* **EXERCISE AIM**
Locate the lines where "sellers" occurs and copy them as they stand.

==== RECORDS PROVIDED ====

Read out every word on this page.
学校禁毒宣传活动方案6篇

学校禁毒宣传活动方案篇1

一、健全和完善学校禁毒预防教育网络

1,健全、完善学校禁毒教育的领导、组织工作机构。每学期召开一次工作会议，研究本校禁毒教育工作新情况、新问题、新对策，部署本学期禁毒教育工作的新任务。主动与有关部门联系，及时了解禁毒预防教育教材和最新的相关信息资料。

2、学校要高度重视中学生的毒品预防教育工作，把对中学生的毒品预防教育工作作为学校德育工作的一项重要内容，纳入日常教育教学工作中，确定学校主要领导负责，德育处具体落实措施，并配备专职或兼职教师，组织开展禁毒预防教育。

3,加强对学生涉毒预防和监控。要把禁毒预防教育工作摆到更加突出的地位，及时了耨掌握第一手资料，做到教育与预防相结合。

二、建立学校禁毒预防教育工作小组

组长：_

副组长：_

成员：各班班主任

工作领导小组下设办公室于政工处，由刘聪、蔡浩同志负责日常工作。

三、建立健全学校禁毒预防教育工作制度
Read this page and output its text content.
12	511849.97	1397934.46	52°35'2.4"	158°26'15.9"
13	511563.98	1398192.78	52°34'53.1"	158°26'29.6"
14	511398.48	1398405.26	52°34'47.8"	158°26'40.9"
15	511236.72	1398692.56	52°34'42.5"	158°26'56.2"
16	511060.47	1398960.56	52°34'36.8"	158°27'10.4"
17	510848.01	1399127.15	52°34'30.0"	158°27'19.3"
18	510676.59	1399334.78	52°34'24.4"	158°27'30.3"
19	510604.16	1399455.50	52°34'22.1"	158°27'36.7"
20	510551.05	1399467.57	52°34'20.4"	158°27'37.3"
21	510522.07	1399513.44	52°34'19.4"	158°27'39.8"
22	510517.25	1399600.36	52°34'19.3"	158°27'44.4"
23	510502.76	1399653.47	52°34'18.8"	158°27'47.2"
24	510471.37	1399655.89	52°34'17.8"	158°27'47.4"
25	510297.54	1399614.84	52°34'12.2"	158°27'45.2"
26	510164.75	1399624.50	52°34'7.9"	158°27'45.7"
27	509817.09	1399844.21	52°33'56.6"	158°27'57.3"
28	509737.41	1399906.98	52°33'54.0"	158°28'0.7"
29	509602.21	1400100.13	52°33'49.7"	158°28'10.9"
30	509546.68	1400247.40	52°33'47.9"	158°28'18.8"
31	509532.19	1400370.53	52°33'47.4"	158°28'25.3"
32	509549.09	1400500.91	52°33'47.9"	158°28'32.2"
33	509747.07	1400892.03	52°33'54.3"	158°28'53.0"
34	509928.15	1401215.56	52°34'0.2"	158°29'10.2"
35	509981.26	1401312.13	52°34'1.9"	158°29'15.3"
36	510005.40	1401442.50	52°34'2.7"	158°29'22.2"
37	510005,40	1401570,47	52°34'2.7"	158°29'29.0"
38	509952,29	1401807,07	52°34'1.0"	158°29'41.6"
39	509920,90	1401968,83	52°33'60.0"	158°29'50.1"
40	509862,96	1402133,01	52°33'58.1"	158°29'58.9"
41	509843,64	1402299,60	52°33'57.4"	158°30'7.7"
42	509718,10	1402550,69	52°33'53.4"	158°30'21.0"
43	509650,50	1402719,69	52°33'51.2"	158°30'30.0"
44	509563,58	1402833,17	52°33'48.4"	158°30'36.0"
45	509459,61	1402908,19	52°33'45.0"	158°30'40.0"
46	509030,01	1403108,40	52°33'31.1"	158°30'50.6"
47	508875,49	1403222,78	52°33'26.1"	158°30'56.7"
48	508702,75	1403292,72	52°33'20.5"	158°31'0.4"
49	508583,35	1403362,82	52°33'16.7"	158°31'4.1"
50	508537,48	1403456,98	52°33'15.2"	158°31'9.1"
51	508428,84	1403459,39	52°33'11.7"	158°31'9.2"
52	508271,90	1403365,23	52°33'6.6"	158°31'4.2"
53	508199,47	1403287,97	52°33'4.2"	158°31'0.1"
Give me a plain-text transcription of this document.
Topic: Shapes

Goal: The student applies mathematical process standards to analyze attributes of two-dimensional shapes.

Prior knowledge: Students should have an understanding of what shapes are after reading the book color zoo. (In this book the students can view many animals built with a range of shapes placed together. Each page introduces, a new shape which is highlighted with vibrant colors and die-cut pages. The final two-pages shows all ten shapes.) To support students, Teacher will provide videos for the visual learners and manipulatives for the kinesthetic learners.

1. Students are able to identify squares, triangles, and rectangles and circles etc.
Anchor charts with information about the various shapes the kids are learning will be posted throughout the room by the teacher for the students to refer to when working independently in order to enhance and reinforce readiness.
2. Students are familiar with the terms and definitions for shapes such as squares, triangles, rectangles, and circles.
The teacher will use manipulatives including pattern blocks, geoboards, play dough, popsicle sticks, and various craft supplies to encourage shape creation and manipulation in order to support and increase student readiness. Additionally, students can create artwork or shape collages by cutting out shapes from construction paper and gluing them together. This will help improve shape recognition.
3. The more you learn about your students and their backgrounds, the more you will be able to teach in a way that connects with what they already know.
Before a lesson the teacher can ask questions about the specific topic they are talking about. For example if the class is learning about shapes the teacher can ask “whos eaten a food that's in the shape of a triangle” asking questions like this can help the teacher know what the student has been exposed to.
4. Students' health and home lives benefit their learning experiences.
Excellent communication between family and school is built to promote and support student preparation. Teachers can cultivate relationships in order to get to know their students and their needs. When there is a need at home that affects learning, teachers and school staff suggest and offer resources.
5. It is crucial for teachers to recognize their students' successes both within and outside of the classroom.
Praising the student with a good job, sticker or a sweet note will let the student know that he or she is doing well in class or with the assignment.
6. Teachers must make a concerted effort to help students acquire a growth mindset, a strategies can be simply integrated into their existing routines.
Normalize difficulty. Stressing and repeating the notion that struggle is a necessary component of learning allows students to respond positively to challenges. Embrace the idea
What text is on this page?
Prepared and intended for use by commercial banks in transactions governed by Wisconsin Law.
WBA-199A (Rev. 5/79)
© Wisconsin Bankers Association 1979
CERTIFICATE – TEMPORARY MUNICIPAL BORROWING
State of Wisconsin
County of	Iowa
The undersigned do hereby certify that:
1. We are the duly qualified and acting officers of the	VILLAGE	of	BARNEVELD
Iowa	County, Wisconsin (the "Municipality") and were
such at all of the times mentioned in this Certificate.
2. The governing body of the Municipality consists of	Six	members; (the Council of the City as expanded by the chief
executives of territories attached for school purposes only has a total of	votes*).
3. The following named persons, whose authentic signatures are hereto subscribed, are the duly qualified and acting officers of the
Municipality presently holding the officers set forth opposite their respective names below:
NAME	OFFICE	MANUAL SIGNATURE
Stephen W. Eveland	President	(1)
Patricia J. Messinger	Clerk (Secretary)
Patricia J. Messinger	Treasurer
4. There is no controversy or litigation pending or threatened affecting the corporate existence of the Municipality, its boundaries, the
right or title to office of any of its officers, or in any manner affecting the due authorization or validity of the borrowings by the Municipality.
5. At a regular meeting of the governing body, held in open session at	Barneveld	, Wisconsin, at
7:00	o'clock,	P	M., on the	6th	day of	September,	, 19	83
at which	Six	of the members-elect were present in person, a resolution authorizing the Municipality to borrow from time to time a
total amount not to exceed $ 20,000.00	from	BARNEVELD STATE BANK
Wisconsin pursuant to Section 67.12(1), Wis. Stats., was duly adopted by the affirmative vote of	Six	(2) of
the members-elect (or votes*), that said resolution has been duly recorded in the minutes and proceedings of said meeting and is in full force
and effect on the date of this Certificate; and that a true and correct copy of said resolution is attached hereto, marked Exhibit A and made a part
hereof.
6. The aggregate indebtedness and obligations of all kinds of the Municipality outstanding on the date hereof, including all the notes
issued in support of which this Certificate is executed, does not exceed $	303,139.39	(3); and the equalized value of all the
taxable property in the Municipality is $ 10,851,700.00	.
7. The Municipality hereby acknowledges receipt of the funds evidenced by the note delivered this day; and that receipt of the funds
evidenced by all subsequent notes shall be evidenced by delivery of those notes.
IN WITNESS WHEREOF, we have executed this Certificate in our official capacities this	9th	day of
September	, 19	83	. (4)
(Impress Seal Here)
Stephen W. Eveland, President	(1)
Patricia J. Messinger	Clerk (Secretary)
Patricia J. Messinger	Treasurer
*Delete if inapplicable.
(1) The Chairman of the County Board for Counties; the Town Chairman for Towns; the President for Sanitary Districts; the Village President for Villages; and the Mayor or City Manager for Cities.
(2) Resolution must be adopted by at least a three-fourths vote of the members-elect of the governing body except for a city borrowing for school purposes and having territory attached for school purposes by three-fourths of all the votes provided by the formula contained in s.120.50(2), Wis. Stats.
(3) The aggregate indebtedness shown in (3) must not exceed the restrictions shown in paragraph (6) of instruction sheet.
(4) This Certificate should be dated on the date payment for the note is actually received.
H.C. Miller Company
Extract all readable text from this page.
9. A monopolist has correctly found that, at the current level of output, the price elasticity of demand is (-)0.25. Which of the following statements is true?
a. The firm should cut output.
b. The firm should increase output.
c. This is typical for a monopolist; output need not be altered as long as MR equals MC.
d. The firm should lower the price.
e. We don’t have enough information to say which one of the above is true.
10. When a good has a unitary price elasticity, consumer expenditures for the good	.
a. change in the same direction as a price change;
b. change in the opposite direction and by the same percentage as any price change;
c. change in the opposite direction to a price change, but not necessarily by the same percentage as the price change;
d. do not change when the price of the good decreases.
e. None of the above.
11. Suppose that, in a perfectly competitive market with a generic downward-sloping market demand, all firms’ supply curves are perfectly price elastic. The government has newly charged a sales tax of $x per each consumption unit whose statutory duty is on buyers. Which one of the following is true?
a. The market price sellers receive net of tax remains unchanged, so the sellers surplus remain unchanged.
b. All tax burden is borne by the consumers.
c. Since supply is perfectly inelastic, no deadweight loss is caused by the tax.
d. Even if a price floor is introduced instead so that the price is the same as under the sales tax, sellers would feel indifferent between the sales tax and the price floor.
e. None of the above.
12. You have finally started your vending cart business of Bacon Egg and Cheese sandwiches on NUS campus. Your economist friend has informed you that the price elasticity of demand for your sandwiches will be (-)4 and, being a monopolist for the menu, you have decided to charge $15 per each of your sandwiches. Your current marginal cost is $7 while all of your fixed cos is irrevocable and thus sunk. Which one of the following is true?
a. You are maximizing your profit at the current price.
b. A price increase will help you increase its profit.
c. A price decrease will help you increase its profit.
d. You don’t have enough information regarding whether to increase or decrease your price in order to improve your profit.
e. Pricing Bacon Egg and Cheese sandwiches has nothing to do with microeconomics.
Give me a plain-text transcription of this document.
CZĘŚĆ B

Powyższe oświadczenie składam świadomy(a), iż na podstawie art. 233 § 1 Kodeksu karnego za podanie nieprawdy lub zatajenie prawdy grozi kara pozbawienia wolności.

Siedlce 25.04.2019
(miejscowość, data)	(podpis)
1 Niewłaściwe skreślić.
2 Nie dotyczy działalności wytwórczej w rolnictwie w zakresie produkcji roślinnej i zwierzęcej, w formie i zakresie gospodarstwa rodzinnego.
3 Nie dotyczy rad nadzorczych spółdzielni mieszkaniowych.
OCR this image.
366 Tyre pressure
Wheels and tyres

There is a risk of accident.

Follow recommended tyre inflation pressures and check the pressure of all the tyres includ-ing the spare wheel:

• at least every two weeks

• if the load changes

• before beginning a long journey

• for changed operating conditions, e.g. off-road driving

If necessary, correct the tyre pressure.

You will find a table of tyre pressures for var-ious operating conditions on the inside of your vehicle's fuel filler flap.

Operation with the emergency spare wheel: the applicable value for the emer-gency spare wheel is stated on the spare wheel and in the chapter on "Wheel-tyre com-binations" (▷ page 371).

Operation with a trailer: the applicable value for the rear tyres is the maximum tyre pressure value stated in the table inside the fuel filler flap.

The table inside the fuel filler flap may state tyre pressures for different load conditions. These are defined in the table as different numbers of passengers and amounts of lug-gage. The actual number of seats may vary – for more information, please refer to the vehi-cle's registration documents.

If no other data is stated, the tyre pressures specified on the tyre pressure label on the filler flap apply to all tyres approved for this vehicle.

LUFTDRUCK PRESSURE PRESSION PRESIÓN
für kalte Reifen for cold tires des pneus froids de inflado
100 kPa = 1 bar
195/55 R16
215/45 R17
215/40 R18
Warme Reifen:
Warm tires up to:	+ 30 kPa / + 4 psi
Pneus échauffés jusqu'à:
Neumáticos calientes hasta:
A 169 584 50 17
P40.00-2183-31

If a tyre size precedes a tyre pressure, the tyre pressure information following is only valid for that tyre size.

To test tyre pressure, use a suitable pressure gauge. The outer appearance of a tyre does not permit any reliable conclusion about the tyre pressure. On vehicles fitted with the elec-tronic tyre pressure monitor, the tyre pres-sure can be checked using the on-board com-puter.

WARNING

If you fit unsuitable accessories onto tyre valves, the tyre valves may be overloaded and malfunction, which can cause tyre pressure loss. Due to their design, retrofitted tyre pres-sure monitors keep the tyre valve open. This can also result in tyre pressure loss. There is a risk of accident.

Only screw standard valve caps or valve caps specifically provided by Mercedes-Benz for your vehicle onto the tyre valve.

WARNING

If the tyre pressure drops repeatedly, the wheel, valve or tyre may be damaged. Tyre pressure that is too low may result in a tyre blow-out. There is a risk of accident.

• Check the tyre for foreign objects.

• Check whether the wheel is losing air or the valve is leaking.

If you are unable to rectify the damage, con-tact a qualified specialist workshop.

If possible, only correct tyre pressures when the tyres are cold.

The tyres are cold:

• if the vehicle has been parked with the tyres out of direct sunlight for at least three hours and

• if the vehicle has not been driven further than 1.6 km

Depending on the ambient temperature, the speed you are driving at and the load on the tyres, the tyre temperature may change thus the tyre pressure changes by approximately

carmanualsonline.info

====

* **SOLUTION TO THE PROBLEM**
a. The market price sellers receive net of tax remains unchanged, so the sellers surplus remain unchanged.
d. Even if a price floor is introduced instead so that the price is the same as under the sales tax, sellers would feel indifferent between the sales tax and the price floor.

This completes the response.